▶ What you have to do: Check every line below for the word "eines" and copy each one that has it.

* BEGIN *

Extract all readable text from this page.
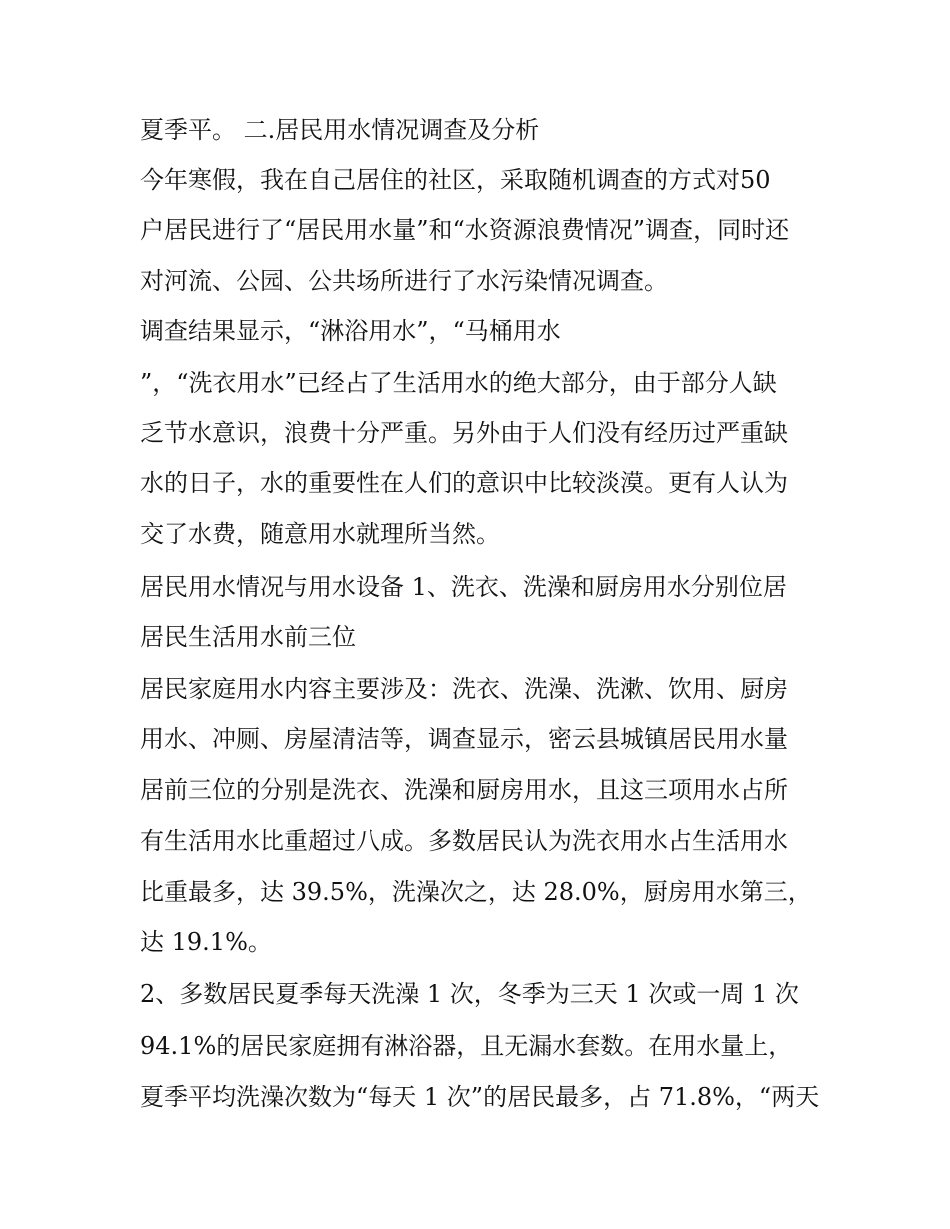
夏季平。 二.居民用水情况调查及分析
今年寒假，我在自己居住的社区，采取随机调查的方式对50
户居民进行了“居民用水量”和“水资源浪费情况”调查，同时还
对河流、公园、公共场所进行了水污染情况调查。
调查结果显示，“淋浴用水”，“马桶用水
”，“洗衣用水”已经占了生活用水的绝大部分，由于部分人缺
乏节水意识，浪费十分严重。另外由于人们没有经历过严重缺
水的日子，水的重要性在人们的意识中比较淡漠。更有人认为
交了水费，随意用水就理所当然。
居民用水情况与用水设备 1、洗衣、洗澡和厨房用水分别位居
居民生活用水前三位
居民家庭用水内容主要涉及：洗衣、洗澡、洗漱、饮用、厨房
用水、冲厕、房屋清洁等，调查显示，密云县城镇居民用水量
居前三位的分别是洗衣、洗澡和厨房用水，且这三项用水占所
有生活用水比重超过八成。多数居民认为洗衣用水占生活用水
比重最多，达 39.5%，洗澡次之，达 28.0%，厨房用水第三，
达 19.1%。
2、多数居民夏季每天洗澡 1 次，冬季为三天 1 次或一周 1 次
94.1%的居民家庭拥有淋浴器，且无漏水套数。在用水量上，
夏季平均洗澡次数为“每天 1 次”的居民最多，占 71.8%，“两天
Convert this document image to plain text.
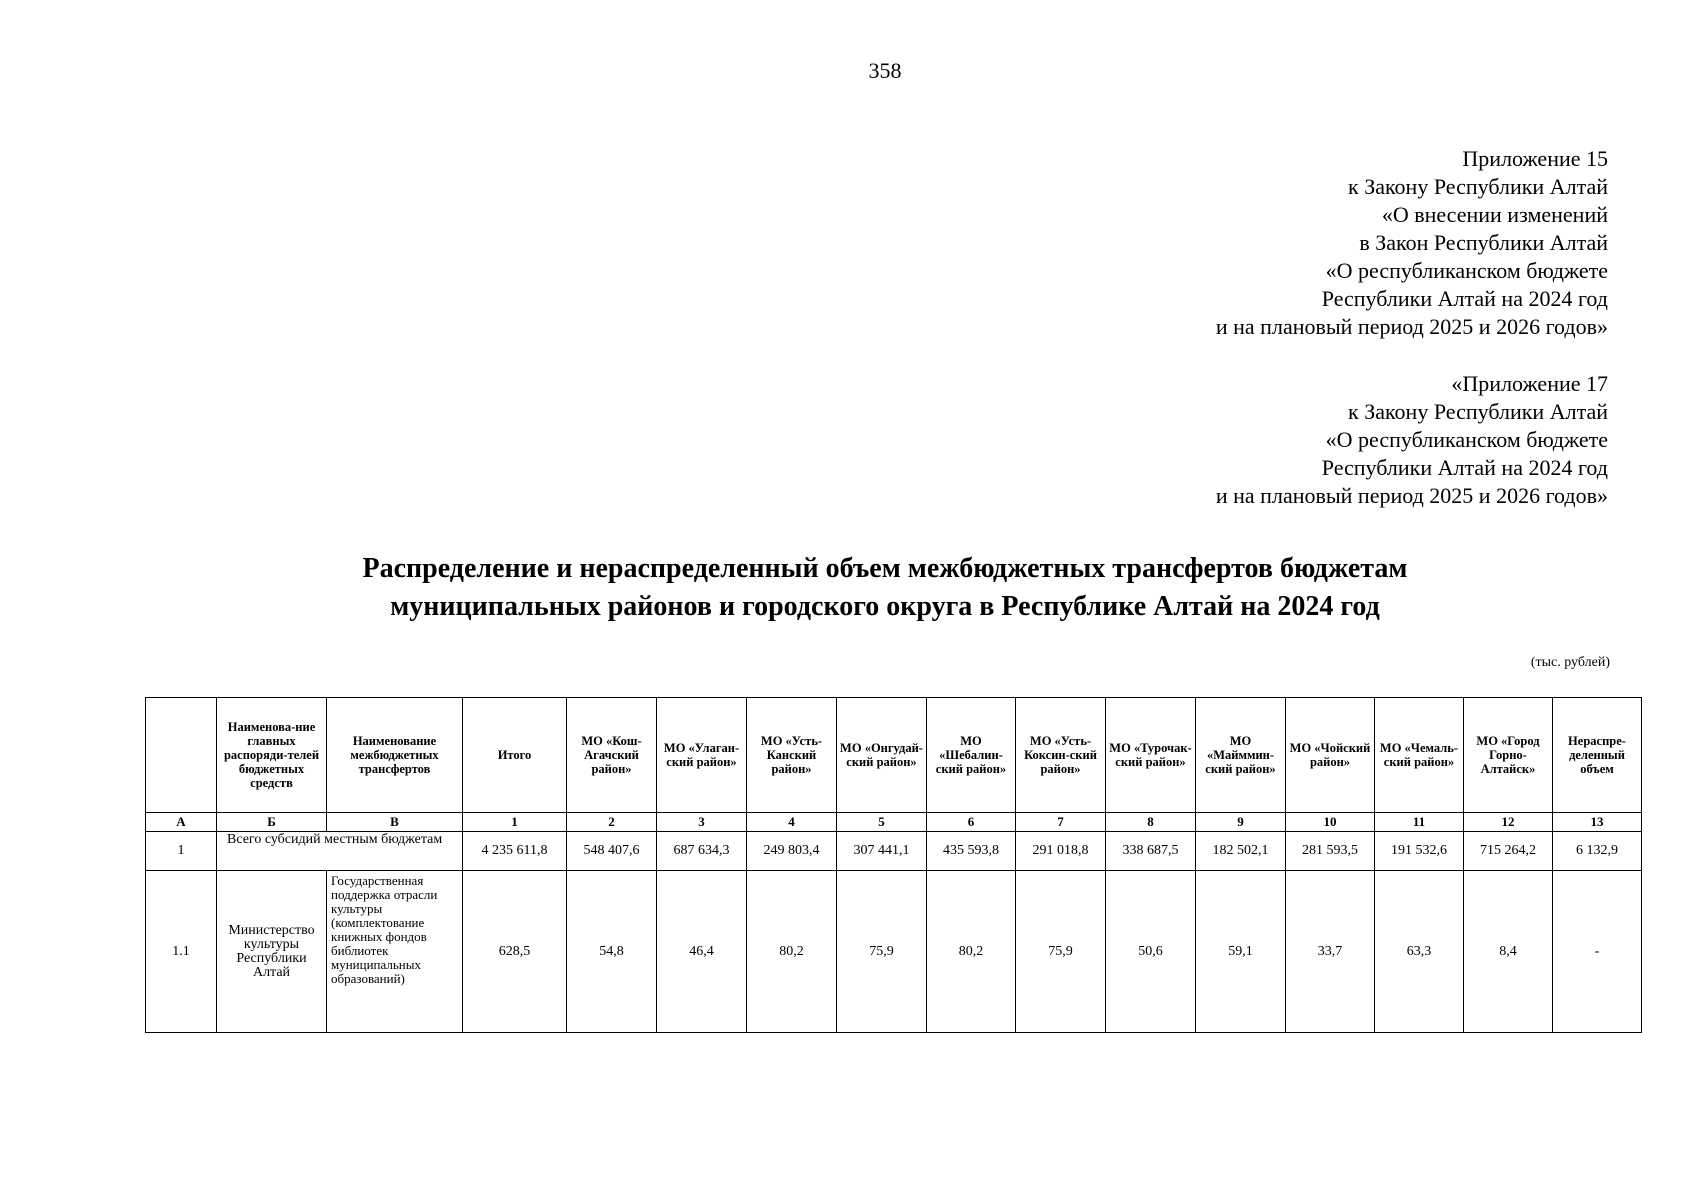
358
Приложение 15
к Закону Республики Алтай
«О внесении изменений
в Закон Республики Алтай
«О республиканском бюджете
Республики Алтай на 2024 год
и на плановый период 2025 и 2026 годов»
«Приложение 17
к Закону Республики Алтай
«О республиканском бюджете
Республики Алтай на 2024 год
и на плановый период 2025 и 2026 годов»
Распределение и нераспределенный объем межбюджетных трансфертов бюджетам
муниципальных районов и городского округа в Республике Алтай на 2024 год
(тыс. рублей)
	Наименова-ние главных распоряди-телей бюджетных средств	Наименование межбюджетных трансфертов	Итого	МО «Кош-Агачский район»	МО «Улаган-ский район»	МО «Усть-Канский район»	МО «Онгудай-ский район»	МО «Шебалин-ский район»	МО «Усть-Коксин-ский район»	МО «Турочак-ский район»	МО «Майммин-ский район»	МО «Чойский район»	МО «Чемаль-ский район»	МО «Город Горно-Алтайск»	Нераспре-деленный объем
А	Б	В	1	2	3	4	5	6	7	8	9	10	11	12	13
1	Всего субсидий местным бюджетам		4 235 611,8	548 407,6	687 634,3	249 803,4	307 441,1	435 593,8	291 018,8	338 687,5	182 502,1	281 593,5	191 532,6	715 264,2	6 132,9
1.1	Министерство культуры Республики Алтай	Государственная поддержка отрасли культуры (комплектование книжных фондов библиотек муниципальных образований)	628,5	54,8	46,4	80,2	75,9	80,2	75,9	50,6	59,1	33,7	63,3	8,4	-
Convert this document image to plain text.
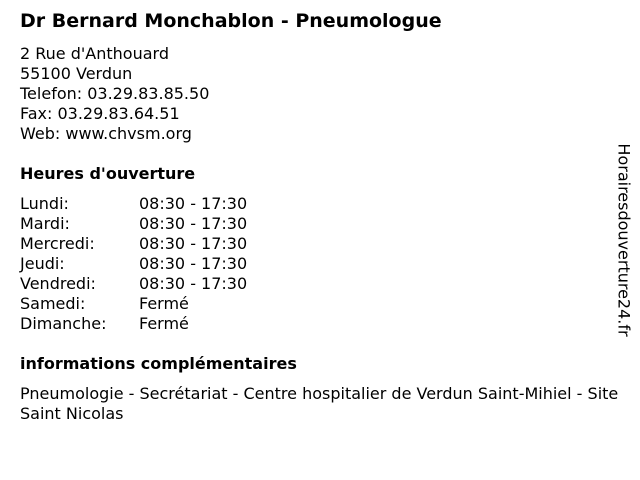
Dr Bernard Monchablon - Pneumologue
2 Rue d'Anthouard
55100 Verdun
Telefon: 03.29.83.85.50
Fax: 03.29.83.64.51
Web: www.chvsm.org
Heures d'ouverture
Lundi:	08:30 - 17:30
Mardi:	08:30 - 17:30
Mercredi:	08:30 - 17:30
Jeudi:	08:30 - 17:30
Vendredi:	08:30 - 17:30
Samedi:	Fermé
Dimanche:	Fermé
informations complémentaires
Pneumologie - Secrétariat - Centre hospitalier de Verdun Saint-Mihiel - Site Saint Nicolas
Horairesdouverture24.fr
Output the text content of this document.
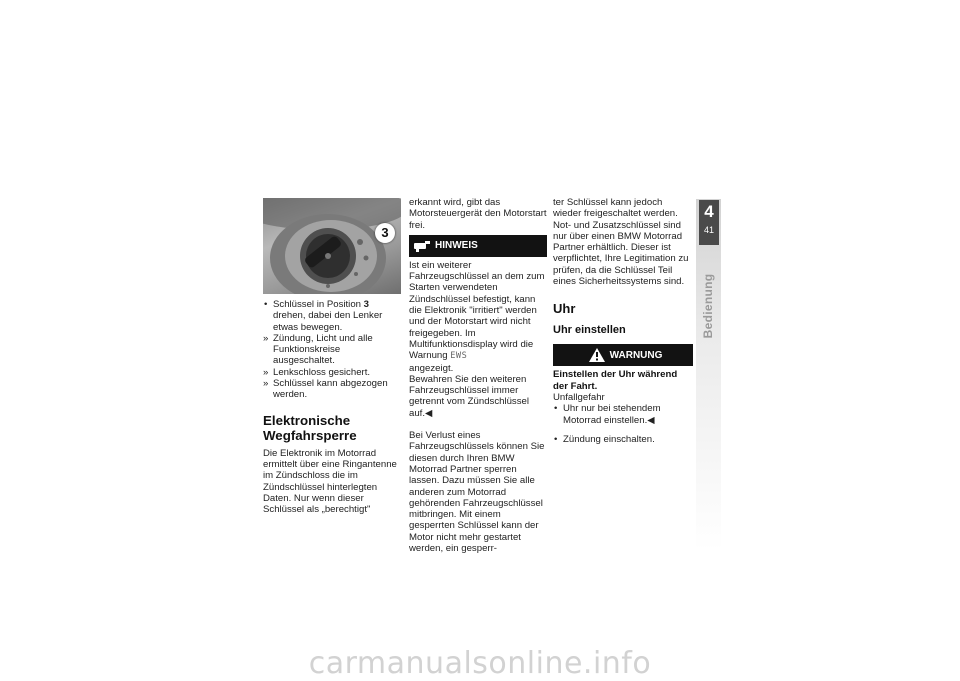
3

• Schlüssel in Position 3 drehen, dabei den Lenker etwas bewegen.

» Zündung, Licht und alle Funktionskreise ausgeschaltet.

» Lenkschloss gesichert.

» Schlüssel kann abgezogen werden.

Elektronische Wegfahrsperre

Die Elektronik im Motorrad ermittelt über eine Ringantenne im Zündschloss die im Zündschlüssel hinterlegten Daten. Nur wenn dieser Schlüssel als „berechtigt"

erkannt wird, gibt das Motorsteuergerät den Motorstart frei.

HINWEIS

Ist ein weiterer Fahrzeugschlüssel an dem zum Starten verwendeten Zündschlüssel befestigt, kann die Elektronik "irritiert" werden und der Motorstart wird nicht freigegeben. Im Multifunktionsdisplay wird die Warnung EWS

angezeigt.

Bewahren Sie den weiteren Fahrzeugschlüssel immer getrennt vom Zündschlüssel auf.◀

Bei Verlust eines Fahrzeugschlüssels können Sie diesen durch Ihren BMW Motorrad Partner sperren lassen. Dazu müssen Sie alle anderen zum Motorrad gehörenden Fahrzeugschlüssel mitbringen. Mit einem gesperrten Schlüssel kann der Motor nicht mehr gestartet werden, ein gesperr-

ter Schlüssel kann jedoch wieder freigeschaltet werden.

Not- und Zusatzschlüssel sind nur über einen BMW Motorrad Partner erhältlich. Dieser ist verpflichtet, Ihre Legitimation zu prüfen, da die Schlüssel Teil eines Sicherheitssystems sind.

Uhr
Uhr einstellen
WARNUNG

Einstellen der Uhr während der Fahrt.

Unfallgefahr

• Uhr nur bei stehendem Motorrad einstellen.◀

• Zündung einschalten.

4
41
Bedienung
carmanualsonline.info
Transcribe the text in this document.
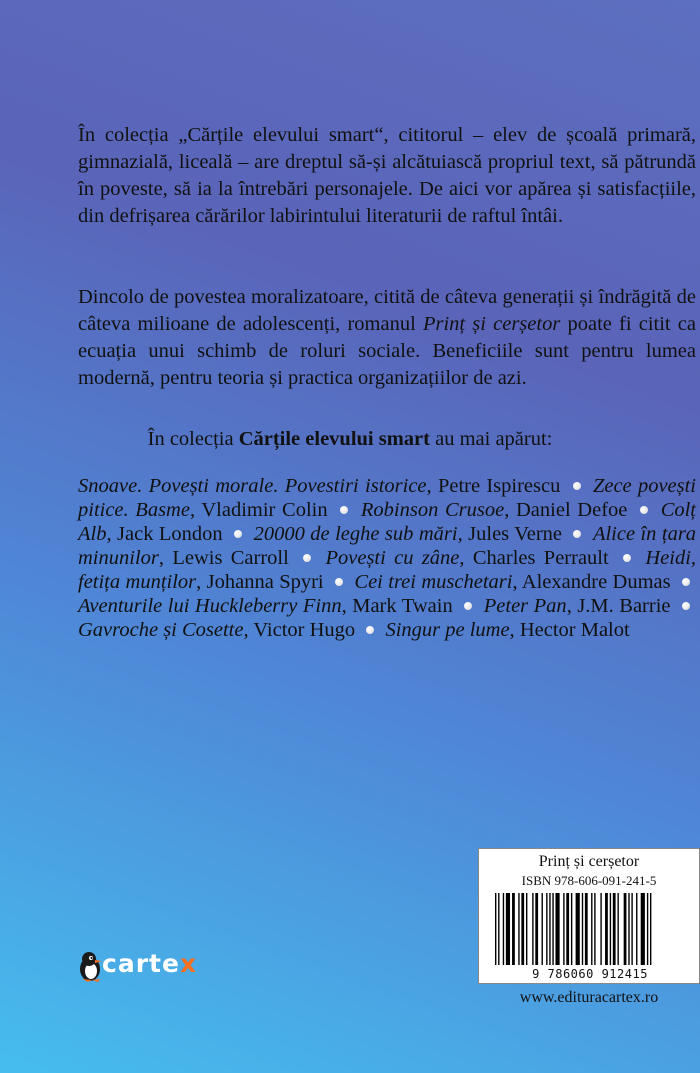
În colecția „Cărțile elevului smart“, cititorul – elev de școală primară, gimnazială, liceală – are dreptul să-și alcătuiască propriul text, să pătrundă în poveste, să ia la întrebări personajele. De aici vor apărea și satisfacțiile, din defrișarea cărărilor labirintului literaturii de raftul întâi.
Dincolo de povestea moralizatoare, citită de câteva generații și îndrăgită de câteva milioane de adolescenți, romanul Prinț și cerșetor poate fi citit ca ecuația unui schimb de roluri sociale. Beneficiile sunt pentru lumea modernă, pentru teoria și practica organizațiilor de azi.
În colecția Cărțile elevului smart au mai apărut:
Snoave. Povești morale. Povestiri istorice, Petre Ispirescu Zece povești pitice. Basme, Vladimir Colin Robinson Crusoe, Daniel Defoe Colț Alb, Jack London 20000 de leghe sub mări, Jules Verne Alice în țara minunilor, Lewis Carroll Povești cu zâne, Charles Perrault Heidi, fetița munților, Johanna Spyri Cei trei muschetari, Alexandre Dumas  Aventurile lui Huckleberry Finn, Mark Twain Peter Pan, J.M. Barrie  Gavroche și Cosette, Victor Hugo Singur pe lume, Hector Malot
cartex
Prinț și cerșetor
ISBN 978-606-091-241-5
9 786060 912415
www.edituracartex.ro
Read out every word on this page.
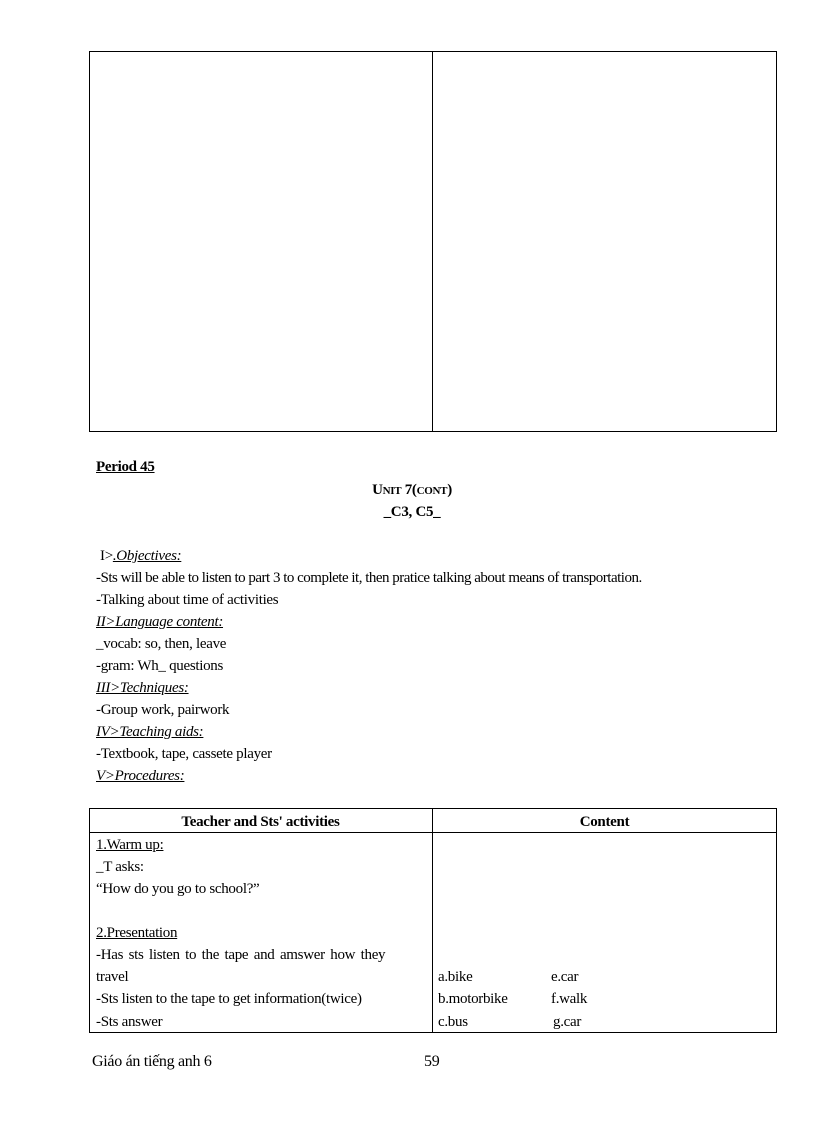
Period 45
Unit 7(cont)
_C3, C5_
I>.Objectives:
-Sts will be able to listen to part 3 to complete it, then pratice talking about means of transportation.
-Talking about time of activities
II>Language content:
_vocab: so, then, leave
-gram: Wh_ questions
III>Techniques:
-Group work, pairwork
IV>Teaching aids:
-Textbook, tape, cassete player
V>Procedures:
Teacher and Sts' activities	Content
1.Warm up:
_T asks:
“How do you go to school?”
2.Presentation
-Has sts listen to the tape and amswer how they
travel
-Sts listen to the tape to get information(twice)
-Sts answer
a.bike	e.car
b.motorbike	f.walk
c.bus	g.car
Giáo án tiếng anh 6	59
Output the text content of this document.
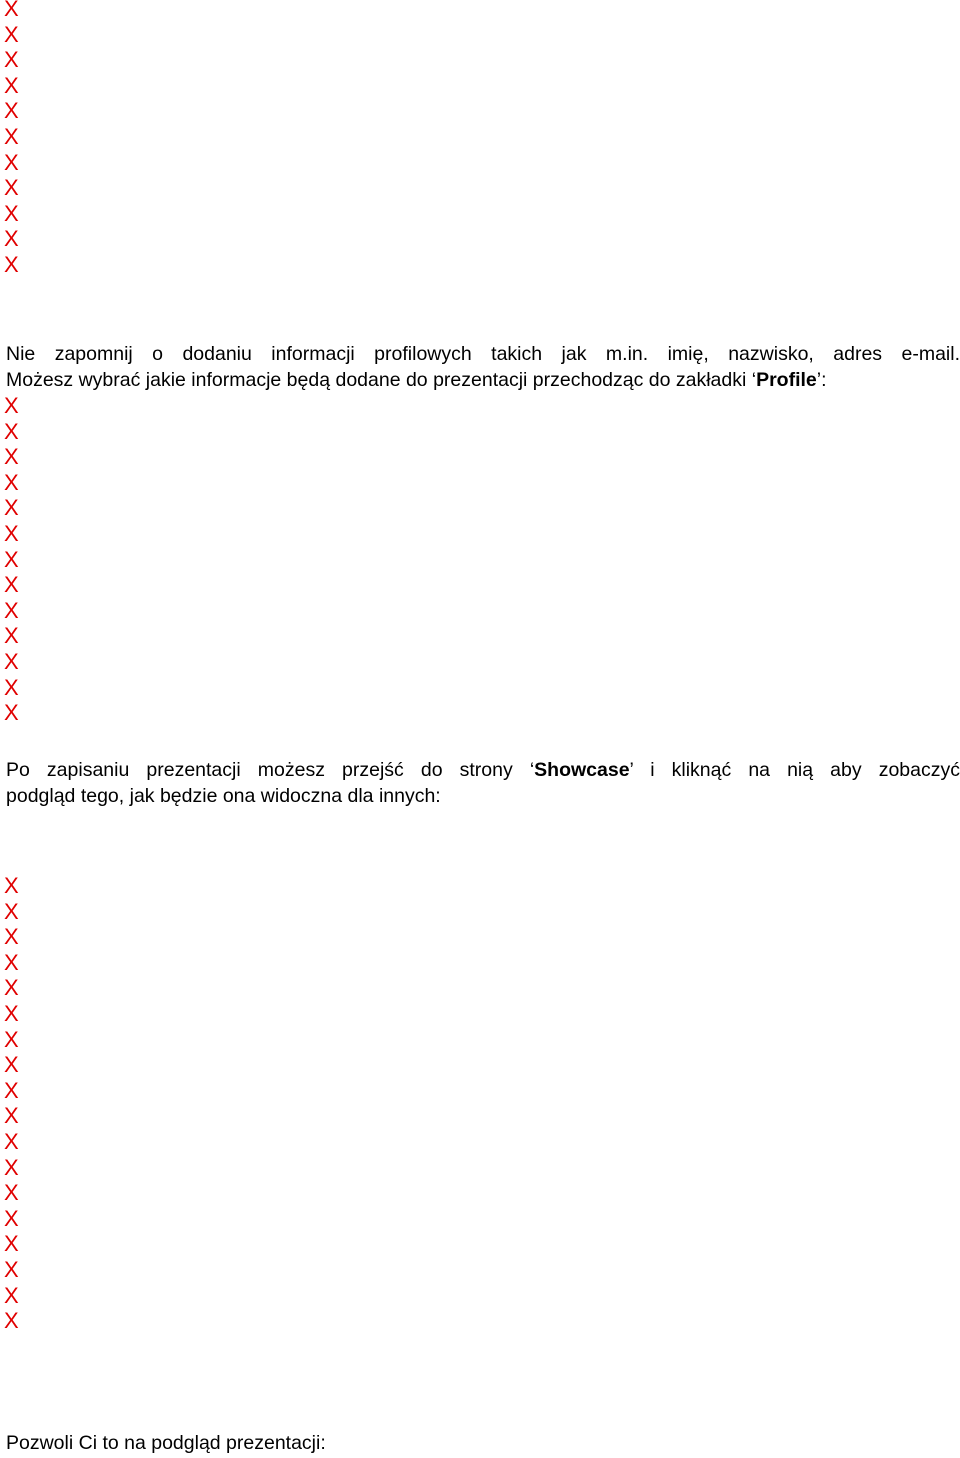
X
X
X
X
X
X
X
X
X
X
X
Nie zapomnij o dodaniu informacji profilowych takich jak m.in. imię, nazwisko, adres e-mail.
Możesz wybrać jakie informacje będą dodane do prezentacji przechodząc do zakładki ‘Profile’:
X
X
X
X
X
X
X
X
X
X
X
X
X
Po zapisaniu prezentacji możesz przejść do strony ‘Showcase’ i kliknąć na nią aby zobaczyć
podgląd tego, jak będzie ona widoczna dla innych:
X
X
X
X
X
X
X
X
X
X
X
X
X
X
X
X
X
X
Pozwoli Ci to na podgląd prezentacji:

* END *

▶ Solution for this problem:
Bei Verlust eines Fahrzeugschlüssels können Sie diesen durch Ihren BMW Motorrad Partner sperren lassen. Dazu müssen Sie alle anderen zum Motorrad gehörenden Fahrzeugschlüssel mitbringen. Mit einem gesperrten Schlüssel kann der Motor nicht mehr gestartet werden, ein gesperr-
Not- und Zusatzschlüssel sind nur über einen BMW Motorrad Partner erhältlich. Dieser ist verpflichtet, Ihre Legitimation zu prüfen, da die Schlüssel Teil eines Sicherheitssystems sind.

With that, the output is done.